[Data entries]
(begin)

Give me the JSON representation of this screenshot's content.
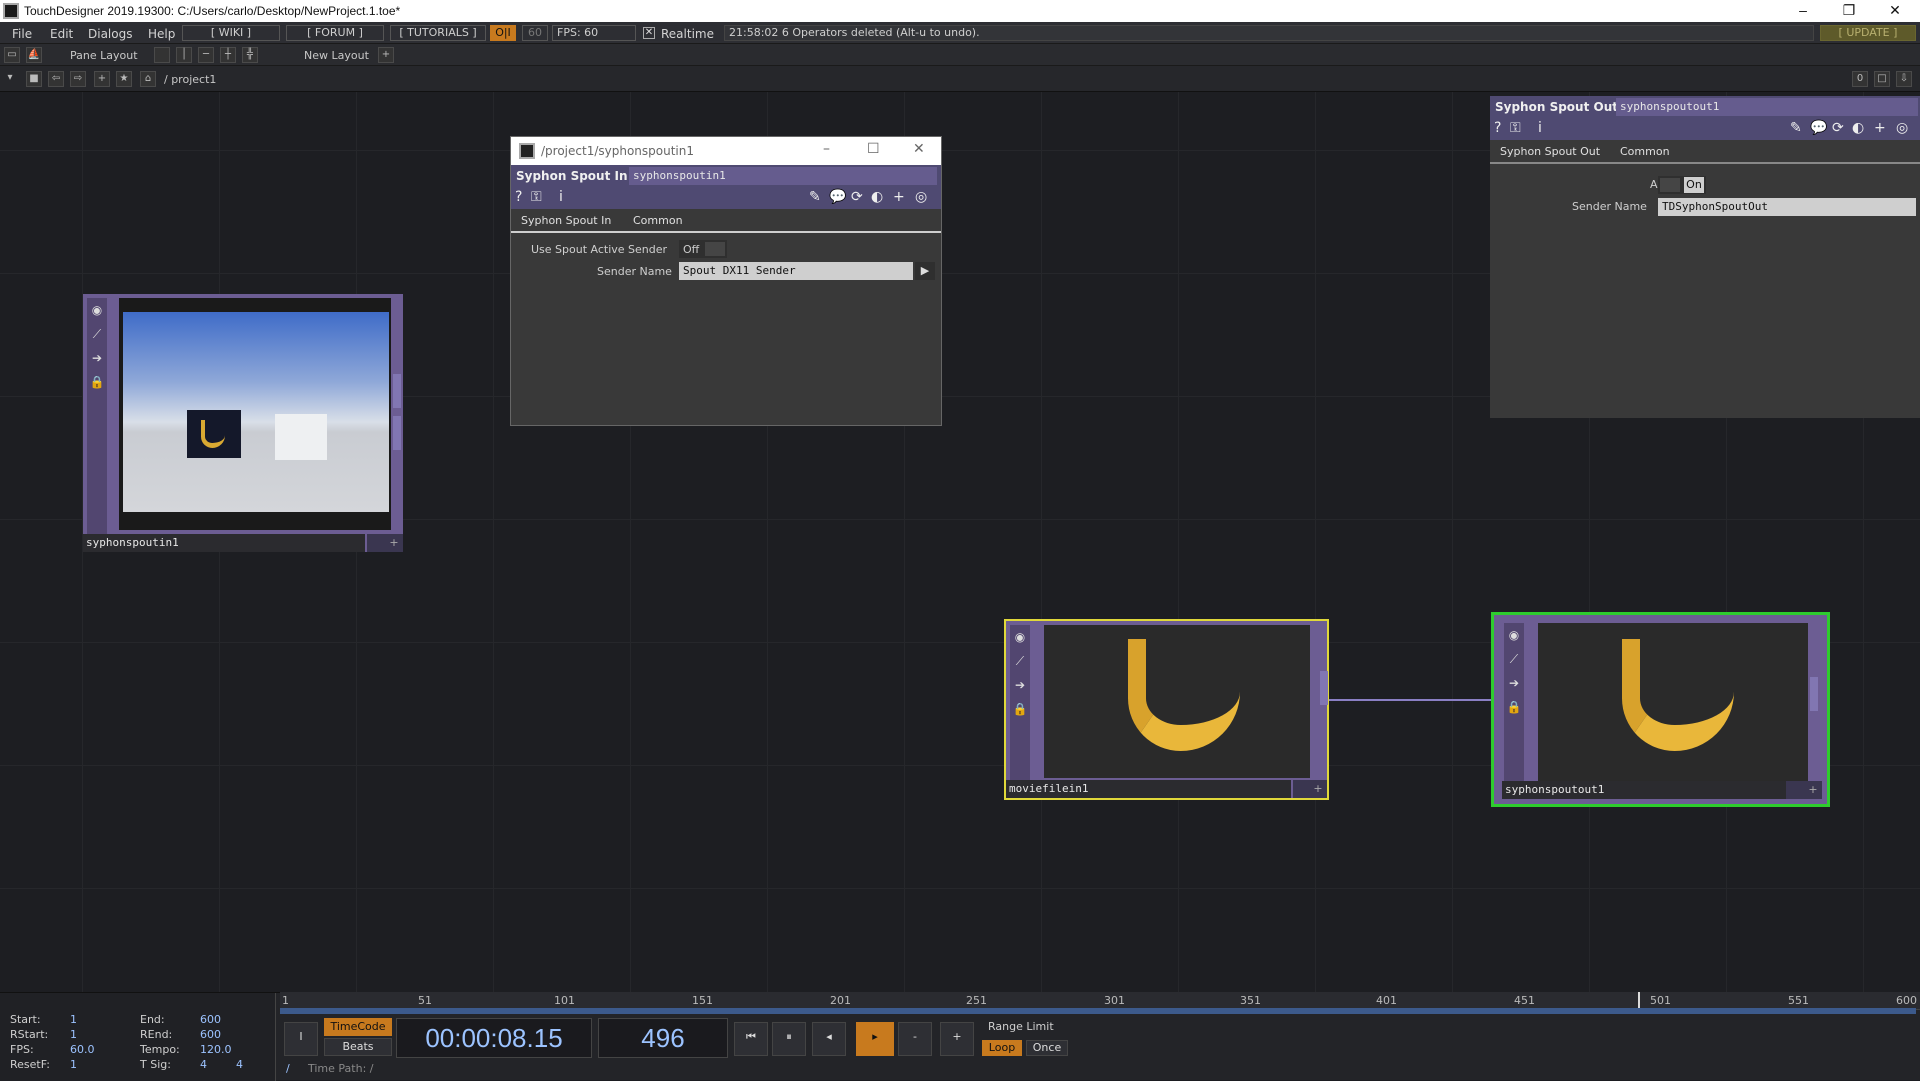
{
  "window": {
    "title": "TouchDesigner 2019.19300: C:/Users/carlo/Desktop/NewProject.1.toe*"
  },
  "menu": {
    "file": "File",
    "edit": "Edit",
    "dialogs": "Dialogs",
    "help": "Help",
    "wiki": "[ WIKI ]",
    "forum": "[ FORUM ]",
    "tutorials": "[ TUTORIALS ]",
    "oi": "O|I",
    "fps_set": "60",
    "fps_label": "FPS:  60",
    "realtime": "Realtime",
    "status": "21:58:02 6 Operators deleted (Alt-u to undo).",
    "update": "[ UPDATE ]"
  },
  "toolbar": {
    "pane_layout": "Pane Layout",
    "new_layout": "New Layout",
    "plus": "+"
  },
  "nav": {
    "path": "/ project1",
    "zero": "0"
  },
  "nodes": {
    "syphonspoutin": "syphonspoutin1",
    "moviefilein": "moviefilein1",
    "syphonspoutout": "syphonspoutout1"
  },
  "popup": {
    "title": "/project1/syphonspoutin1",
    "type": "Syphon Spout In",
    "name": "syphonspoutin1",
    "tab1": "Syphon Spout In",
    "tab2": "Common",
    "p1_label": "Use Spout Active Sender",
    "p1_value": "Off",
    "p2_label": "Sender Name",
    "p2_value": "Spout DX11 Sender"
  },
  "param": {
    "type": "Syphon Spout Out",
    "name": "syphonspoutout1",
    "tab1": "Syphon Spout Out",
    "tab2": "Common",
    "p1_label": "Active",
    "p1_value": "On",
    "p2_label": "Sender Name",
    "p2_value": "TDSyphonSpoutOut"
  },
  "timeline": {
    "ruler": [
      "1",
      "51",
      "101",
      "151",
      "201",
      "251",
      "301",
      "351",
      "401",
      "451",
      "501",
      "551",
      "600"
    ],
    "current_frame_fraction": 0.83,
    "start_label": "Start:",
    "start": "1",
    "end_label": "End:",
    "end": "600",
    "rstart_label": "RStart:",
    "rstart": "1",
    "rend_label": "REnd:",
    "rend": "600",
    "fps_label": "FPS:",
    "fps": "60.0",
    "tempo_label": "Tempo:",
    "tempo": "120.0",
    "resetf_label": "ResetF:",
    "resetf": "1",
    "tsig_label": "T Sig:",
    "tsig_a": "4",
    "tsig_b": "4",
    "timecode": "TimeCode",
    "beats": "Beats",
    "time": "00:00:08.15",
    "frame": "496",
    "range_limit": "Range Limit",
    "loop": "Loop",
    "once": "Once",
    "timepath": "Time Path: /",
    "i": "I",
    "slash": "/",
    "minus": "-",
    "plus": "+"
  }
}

(end)
(begin)

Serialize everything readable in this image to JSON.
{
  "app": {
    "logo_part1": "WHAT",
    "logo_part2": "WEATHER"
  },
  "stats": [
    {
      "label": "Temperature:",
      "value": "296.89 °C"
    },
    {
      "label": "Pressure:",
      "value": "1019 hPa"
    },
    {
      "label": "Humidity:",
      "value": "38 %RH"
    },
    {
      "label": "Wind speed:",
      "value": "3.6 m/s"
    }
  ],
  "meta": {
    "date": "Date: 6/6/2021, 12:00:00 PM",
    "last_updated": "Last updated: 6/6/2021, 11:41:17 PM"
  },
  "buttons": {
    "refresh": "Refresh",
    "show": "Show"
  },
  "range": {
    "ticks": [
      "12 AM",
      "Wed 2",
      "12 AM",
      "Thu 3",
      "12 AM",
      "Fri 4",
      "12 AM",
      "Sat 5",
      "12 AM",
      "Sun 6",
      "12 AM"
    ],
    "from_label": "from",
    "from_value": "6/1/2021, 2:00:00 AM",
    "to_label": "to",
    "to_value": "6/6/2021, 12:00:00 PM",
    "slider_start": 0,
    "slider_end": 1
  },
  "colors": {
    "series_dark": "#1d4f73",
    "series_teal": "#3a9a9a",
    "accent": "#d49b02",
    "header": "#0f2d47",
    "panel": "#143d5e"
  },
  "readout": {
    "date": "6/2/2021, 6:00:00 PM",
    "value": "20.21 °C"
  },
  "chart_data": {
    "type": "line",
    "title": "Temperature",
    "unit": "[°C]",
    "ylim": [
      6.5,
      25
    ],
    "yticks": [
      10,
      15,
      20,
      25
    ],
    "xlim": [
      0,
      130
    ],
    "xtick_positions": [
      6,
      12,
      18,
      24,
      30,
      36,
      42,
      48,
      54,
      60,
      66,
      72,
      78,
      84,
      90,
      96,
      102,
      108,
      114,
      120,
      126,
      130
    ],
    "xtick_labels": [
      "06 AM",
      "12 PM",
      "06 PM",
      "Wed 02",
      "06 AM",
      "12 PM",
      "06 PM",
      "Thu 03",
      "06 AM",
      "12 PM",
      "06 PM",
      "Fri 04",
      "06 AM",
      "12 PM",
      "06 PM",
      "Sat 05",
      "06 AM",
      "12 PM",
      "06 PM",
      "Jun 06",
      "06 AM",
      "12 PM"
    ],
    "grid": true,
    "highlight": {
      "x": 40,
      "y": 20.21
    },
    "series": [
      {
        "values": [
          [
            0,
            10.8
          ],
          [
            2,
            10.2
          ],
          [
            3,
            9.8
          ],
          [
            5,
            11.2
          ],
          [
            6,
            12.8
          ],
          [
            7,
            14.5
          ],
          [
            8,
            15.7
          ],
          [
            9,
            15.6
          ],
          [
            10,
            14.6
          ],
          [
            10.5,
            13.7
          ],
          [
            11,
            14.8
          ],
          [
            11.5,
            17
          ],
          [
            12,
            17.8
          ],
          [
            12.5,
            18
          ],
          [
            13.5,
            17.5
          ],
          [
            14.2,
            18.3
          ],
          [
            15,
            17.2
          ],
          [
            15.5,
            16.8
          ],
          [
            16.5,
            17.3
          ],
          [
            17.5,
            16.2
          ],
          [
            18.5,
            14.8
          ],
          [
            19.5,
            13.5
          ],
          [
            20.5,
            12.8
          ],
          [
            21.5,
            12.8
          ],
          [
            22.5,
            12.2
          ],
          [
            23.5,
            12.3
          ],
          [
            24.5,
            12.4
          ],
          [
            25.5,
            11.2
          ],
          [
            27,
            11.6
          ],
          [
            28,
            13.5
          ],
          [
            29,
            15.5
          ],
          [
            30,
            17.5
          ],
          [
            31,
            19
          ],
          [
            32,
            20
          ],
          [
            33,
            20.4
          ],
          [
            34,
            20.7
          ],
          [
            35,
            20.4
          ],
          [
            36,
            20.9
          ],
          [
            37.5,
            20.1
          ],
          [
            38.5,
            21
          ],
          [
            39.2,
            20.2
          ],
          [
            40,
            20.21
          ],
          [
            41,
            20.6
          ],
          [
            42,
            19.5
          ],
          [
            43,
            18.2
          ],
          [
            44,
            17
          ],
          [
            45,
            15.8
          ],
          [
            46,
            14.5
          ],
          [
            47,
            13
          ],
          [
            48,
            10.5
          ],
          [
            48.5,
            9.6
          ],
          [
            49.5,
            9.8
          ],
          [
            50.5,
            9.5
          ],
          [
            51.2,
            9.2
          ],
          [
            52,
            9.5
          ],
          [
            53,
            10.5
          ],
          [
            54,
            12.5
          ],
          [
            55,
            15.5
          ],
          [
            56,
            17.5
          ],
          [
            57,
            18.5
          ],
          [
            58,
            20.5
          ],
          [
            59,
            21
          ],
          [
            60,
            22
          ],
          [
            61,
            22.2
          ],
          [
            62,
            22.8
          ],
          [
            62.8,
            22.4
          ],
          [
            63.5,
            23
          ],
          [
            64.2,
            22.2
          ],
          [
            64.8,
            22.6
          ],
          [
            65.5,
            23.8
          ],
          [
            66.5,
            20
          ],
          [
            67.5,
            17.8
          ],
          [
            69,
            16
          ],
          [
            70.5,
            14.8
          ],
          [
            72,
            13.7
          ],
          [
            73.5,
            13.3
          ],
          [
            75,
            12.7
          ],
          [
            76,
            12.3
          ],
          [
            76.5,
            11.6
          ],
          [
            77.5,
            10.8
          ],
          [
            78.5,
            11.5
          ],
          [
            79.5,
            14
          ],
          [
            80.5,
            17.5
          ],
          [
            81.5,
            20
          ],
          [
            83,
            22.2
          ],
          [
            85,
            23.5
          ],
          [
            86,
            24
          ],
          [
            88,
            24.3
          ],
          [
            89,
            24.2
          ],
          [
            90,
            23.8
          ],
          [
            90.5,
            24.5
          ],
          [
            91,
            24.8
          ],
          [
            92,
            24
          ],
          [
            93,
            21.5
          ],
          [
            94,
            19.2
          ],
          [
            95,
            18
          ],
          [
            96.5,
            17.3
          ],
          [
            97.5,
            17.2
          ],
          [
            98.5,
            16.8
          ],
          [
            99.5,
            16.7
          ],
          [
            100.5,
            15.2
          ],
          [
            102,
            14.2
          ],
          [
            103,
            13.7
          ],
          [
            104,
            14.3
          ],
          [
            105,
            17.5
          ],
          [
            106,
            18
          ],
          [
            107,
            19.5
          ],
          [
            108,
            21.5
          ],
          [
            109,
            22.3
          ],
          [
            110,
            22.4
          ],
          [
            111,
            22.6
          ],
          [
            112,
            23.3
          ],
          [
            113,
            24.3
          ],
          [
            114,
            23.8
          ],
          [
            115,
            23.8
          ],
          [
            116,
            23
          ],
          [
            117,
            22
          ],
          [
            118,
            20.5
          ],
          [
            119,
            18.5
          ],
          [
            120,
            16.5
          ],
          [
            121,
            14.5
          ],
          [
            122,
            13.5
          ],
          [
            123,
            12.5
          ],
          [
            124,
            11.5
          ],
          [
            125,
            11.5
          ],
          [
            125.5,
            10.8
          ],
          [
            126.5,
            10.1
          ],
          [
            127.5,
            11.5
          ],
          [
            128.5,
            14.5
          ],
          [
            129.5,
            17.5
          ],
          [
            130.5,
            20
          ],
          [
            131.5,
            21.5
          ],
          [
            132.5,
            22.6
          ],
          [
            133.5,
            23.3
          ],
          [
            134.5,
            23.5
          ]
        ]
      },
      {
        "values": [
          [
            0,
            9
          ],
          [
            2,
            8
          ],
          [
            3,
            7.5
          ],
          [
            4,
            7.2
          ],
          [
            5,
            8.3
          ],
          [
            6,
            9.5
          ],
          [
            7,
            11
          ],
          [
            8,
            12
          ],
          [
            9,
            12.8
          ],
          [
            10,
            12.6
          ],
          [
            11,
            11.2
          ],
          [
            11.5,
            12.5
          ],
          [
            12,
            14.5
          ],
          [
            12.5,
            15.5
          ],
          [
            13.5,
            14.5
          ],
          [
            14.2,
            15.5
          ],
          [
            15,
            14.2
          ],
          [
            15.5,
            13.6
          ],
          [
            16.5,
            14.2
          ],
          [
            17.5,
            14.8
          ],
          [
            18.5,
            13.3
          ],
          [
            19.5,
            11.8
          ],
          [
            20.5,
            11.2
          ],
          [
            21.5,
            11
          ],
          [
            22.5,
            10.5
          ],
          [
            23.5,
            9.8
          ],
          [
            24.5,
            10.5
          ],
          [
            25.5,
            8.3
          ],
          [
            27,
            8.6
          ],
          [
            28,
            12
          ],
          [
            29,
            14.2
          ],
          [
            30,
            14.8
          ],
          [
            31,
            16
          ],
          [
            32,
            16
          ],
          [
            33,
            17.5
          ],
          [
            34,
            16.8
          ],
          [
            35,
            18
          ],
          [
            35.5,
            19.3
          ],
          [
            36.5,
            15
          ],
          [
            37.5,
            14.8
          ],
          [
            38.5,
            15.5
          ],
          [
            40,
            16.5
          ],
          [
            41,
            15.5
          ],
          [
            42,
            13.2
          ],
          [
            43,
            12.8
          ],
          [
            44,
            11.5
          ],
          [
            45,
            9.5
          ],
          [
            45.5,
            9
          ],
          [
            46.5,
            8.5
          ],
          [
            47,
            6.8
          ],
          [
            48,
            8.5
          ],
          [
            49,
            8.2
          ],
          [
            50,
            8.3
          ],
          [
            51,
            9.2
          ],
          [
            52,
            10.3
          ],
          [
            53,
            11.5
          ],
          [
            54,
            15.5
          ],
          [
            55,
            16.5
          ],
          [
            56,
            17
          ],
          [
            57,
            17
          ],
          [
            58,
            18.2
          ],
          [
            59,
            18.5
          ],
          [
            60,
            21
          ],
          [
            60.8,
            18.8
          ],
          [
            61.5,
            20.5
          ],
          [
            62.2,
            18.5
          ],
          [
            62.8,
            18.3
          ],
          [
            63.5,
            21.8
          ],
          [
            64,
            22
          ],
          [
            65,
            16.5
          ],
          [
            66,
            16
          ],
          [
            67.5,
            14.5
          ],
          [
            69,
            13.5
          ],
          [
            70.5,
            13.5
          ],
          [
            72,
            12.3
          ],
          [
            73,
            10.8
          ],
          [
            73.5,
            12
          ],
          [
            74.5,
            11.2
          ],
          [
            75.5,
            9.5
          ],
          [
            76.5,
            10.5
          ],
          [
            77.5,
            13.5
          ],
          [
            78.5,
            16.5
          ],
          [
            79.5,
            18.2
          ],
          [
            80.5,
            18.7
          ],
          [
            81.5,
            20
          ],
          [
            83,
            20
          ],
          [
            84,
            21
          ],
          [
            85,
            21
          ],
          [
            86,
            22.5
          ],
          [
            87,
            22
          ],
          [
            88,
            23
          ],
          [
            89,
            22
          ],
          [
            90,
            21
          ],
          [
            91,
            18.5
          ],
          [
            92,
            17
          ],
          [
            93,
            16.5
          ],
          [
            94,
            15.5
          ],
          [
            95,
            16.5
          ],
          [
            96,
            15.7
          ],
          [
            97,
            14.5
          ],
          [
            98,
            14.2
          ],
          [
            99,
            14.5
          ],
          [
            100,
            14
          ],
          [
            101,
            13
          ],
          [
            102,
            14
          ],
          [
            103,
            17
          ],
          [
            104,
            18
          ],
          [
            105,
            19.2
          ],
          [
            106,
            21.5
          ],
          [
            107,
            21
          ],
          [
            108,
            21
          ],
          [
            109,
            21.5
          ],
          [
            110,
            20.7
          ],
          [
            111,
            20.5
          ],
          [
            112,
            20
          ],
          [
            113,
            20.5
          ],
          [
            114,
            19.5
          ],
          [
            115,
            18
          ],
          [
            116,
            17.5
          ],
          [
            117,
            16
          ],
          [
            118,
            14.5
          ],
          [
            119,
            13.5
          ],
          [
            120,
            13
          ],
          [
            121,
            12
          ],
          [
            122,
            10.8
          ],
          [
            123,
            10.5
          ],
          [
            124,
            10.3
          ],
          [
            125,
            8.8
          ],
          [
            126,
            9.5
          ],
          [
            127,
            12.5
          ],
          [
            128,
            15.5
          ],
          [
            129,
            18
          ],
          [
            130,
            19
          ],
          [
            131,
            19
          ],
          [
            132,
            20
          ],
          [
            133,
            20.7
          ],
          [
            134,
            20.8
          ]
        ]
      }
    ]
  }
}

(end)

Gather each line in these records that contains the string "JSON".

**RESPONSE**
Give me the JSON representation of this screenshot's content.
Serialize everything readable in this image to JSON.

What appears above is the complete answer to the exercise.